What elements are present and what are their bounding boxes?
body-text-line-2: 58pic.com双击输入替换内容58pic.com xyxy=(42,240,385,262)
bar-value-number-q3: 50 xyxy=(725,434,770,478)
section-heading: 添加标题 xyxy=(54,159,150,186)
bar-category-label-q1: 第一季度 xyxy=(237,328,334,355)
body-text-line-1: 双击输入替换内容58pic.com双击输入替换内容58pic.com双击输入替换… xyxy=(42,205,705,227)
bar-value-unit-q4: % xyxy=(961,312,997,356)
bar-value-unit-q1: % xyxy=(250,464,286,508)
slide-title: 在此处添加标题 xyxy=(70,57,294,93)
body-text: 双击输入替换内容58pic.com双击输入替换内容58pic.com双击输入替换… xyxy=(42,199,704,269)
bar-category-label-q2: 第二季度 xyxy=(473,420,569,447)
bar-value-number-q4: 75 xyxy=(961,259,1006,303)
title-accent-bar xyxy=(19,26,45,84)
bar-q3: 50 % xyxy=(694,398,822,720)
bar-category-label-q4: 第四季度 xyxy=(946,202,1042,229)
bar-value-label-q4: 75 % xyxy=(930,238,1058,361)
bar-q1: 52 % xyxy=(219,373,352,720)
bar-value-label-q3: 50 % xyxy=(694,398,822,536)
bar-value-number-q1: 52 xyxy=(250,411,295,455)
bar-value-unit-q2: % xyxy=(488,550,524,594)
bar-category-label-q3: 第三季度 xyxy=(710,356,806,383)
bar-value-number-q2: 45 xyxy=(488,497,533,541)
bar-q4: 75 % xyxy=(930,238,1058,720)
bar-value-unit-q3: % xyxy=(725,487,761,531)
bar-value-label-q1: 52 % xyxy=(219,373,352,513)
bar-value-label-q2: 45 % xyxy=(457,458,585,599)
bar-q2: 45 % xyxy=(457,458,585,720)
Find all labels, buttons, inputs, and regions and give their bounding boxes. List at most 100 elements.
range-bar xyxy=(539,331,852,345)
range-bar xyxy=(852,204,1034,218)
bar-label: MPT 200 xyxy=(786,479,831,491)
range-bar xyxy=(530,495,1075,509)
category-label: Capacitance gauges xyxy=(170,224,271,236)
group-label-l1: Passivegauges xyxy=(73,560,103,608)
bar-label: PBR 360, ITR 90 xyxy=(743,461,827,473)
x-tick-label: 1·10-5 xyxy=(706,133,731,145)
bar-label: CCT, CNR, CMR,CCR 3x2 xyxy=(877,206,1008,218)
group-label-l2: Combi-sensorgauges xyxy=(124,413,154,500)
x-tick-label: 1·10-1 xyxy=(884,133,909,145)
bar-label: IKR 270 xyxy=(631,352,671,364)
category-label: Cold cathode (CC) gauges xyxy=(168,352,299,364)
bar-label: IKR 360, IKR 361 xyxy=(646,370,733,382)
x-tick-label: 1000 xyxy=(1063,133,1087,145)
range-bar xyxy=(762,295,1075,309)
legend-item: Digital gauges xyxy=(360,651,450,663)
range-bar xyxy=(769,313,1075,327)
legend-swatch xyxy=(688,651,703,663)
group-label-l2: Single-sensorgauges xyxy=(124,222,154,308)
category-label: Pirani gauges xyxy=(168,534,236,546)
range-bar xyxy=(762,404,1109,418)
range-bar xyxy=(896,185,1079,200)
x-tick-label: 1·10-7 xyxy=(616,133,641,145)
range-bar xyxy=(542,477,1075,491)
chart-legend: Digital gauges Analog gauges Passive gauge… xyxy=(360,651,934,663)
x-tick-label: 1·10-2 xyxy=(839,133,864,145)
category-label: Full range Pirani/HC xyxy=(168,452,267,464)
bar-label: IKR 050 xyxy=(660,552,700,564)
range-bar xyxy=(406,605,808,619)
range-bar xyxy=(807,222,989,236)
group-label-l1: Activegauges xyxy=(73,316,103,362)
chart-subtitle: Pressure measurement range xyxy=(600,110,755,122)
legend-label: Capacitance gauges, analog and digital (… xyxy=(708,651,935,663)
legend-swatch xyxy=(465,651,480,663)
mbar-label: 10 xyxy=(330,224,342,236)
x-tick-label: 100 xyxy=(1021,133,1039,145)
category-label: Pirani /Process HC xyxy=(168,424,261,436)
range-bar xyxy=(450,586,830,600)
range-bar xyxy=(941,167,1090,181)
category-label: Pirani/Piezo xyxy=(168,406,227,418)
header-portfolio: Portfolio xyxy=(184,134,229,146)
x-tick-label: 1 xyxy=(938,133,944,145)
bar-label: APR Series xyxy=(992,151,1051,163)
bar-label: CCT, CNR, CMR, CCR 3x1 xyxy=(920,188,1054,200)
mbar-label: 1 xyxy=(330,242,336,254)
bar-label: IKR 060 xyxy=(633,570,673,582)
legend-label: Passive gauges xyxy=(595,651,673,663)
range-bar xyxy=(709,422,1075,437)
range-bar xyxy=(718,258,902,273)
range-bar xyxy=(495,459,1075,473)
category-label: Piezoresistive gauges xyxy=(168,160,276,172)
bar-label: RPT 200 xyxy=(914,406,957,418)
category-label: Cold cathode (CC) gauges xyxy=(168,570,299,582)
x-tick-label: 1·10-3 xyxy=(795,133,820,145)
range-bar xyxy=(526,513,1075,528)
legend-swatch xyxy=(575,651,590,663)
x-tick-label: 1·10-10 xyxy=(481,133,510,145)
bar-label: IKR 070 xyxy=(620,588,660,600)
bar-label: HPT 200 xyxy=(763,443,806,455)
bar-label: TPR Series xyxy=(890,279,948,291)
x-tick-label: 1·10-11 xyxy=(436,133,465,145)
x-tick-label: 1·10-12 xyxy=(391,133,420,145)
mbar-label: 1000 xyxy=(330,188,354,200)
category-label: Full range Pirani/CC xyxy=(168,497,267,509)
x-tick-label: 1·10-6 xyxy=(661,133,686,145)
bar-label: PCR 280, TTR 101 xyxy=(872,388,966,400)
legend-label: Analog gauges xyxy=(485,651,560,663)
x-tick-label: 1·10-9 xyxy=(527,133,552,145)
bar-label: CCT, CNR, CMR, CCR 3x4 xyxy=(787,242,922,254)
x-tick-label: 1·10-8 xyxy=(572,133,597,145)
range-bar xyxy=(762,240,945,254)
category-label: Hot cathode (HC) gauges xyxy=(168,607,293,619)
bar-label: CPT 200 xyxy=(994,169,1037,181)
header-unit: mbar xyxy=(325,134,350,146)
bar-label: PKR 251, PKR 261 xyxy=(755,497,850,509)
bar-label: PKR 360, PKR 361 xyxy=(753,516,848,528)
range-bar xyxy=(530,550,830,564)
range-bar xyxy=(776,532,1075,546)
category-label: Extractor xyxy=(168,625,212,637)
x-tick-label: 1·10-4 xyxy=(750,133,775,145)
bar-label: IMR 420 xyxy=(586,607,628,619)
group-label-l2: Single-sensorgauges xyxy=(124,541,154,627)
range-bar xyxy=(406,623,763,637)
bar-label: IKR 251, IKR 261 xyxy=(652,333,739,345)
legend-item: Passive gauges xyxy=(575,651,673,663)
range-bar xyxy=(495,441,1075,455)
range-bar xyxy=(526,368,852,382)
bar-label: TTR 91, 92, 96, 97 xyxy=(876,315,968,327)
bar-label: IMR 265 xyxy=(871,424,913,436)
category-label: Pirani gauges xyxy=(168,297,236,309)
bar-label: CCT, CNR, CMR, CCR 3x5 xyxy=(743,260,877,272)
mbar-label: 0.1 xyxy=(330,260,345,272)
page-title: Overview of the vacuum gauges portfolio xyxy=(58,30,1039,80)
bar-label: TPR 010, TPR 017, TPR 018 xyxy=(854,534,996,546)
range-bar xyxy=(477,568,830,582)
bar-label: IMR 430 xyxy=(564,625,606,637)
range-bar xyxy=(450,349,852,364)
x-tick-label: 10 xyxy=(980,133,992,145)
◆ ◆ ◆ ◆ ◆ ◆ ◆
### Directions for this task
Render every line of the rows above as a numbered list, leaving out any blank lines.

### Expected answer
1. What elements are present and what are their bounding boxes?
2. body-text-line-2: 58pic.com双击输入替换内容58pic.com xyxy=(42,240,385,262)
3. bar-value-number-q3: 50 xyxy=(725,434,770,478)
4. section-heading: 添加标题 xyxy=(54,159,150,186)
5. bar-category-label-q1: 第一季度 xyxy=(237,328,334,355)
6. body-text-line-1: 双击输入替换内容58pic.com双击输入替换内容58pic.com双击输入替换… xyxy=(42,205,705,227)
7. bar-value-unit-q4: % xyxy=(961,312,997,356)
8. bar-value-unit-q1: % xyxy=(250,464,286,508)
9. slide-title: 在此处添加标题 xyxy=(70,57,294,93)
10. body-text: 双击输入替换内容58pic.com双击输入替换内容58pic.com双击输入替换… xyxy=(42,199,704,269)
11. bar-category-label-q2: 第二季度 xyxy=(473,420,569,447)
12. bar-value-number-q4: 75 xyxy=(961,259,1006,303)
13. title-accent-bar xyxy=(19,26,45,84)
14. bar-q3: 50 % xyxy=(694,398,822,720)
15. bar-category-label-q4: 第四季度 xyxy=(946,202,1042,229)
16. bar-value-label-q4: 75 % xyxy=(930,238,1058,361)
17. bar-q1: 52 % xyxy=(219,373,352,720)
18. bar-value-label-q3: 50 % xyxy=(694,398,822,536)
19. bar-value-number-q1: 52 xyxy=(250,411,295,455)
20. bar-value-unit-q2: % xyxy=(488,550,524,594)
21. bar-category-label-q3: 第三季度 xyxy=(710,356,806,383)
22. bar-value-number-q2: 45 xyxy=(488,497,533,541)
23. bar-q4: 75 % xyxy=(930,238,1058,720)
24. bar-value-unit-q3: % xyxy=(725,487,761,531)
25. bar-value-label-q1: 52 % xyxy=(219,373,352,513)
26. bar-value-label-q2: 45 % xyxy=(457,458,585,599)
27. bar-q2: 45 % xyxy=(457,458,585,720)
28. Find all labels, buttons, inputs, and regions and give their bounding boxes. List at most 100 elements.
29. range-bar xyxy=(539,331,852,345)
30. range-bar xyxy=(852,204,1034,218)
31. bar-label: MPT 200 xyxy=(786,479,831,491)
32. range-bar xyxy=(530,495,1075,509)
33. category-label: Capacitance gauges xyxy=(170,224,271,236)
34. group-label-l1: Passivegauges xyxy=(73,560,103,608)
35. bar-label: PBR 360, ITR 90 xyxy=(743,461,827,473)
36. x-tick-label: 1·10-5 xyxy=(706,133,731,145)
37. bar-label: CCT, CNR, CMR,CCR 3x2 xyxy=(877,206,1008,218)
38. group-label-l2: Combi-sensorgauges xyxy=(124,413,154,500)
39. x-tick-label: 1·10-1 xyxy=(884,133,909,145)
40. bar-label: IKR 270 xyxy=(631,352,671,364)
41. category-label: Cold cathode (CC) gauges xyxy=(168,352,299,364)
42. bar-label: IKR 360, IKR 361 xyxy=(646,370,733,382)
43. x-tick-label: 1000 xyxy=(1063,133,1087,145)
44. range-bar xyxy=(762,295,1075,309)
45. legend-item: Digital gauges xyxy=(360,651,450,663)
46. range-bar xyxy=(769,313,1075,327)
47. legend-swatch xyxy=(688,651,703,663)
48. group-label-l2: Single-sensorgauges xyxy=(124,222,154,308)
49. category-label: Pirani gauges xyxy=(168,534,236,546)
50. range-bar xyxy=(762,404,1109,418)
51. range-bar xyxy=(896,185,1079,200)
52. x-tick-label: 1·10-7 xyxy=(616,133,641,145)
53. range-bar xyxy=(542,477,1075,491)
54. chart-legend: Digital gauges Analog gauges Passive gauge… xyxy=(360,651,934,663)
55. x-tick-label: 1·10-2 xyxy=(839,133,864,145)
56. category-label: Full range Pirani/HC xyxy=(168,452,267,464)
57. bar-label: IKR 050 xyxy=(660,552,700,564)
58. range-bar xyxy=(406,605,808,619)
59. range-bar xyxy=(807,222,989,236)
60. group-label-l1: Activegauges xyxy=(73,316,103,362)
61. chart-subtitle: Pressure measurement range xyxy=(600,110,755,122)
62. legend-label: Capacitance gauges, analog and digital (… xyxy=(708,651,935,663)
63. legend-swatch xyxy=(465,651,480,663)
64. mbar-label: 10 xyxy=(330,224,342,236)
65. x-tick-label: 100 xyxy=(1021,133,1039,145)
66. category-label: Pirani /Process HC xyxy=(168,424,261,436)
67. range-bar xyxy=(450,586,830,600)
68. range-bar xyxy=(941,167,1090,181)
69. category-label: Pirani/Piezo xyxy=(168,406,227,418)
70. header-portfolio: Portfolio xyxy=(184,134,229,146)
71. x-tick-label: 1 xyxy=(938,133,944,145)
72. bar-label: APR Series xyxy=(992,151,1051,163)
73. bar-label: CCT, CNR, CMR, CCR 3x1 xyxy=(920,188,1054,200)
74. mbar-label: 1 xyxy=(330,242,336,254)
75. bar-label: IKR 060 xyxy=(633,570,673,582)
76. legend-label: Passive gauges xyxy=(595,651,673,663)
77. range-bar xyxy=(709,422,1075,437)
78. range-bar xyxy=(718,258,902,273)
79. range-bar xyxy=(495,459,1075,473)
80. category-label: Piezoresistive gauges xyxy=(168,160,276,172)
81. bar-label: RPT 200 xyxy=(914,406,957,418)
82. category-label: Cold cathode (CC) gauges xyxy=(168,570,299,582)
83. x-tick-label: 1·10-3 xyxy=(795,133,820,145)
84. range-bar xyxy=(526,513,1075,528)
85. legend-swatch xyxy=(575,651,590,663)
86. x-tick-label: 1·10-10 xyxy=(481,133,510,145)
87. bar-label: IKR 070 xyxy=(620,588,660,600)
88. bar-label: HPT 200 xyxy=(763,443,806,455)
89. bar-label: TPR Series xyxy=(890,279,948,291)
90. x-tick-label: 1·10-11 xyxy=(436,133,465,145)
91. x-tick-label: 1·10-12 xyxy=(391,133,420,145)
92. mbar-label: 1000 xyxy=(330,188,354,200)
93. category-label: Full range Pirani/CC xyxy=(168,497,267,509)
94. x-tick-label: 1·10-6 xyxy=(661,133,686,145)
95. bar-label: PCR 280, TTR 101 xyxy=(872,388,966,400)
96. legend-label: Analog gauges xyxy=(485,651,560,663)
97. x-tick-label: 1·10-9 xyxy=(527,133,552,145)
98. bar-label: CCT, CNR, CMR, CCR 3x4 xyxy=(787,242,922,254)
99. x-tick-label: 1·10-8 xyxy=(572,133,597,145)
100. range-bar xyxy=(762,240,945,254)
101. category-label: Hot cathode (HC) gauges xyxy=(168,607,293,619)
102. bar-label: CPT 200 xyxy=(994,169,1037,181)
103. header-unit: mbar xyxy=(325,134,350,146)
104. bar-label: PKR 251, PKR 261 xyxy=(755,497,850,509)
105. bar-label: PKR 360, PKR 361 xyxy=(753,516,848,528)
106. range-bar xyxy=(530,550,830,564)
107. range-bar xyxy=(776,532,1075,546)
108. category-label: Extractor xyxy=(168,625,212,637)
109. x-tick-label: 1·10-4 xyxy=(750,133,775,145)
110. bar-label: IMR 420 xyxy=(586,607,628,619)
111. group-label-l2: Single-sensorgauges xyxy=(124,541,154,627)
112. range-bar xyxy=(406,623,763,637)
113. bar-label: IKR 251, IKR 261 xyxy=(652,333,739,345)
114. legend-item: Passive gauges xyxy=(575,651,673,663)
115. range-bar xyxy=(495,441,1075,455)
116. range-bar xyxy=(526,368,852,382)
117. bar-label: TTR 91, 92, 96, 97 xyxy=(876,315,968,327)
118. bar-label: IMR 265 xyxy=(871,424,913,436)
119. category-label: Pirani gauges xyxy=(168,297,236,309)
120. bar-label: CCT, CNR, CMR, CCR 3x5 xyxy=(743,260,877,272)
121. mbar-label: 0.1 xyxy=(330,260,345,272)
122. page-title: Overview of the vacuum gauges portfolio xyxy=(58,30,1039,80)
123. bar-label: TPR 010, TPR 017, TPR 018 xyxy=(854,534,996,546)
124. range-bar xyxy=(477,568,830,582)
125. bar-label: IMR 430 xyxy=(564,625,606,637)
126. range-bar xyxy=(450,349,852,364)
127. x-tick-label: 10 xyxy=(980,133,992,145)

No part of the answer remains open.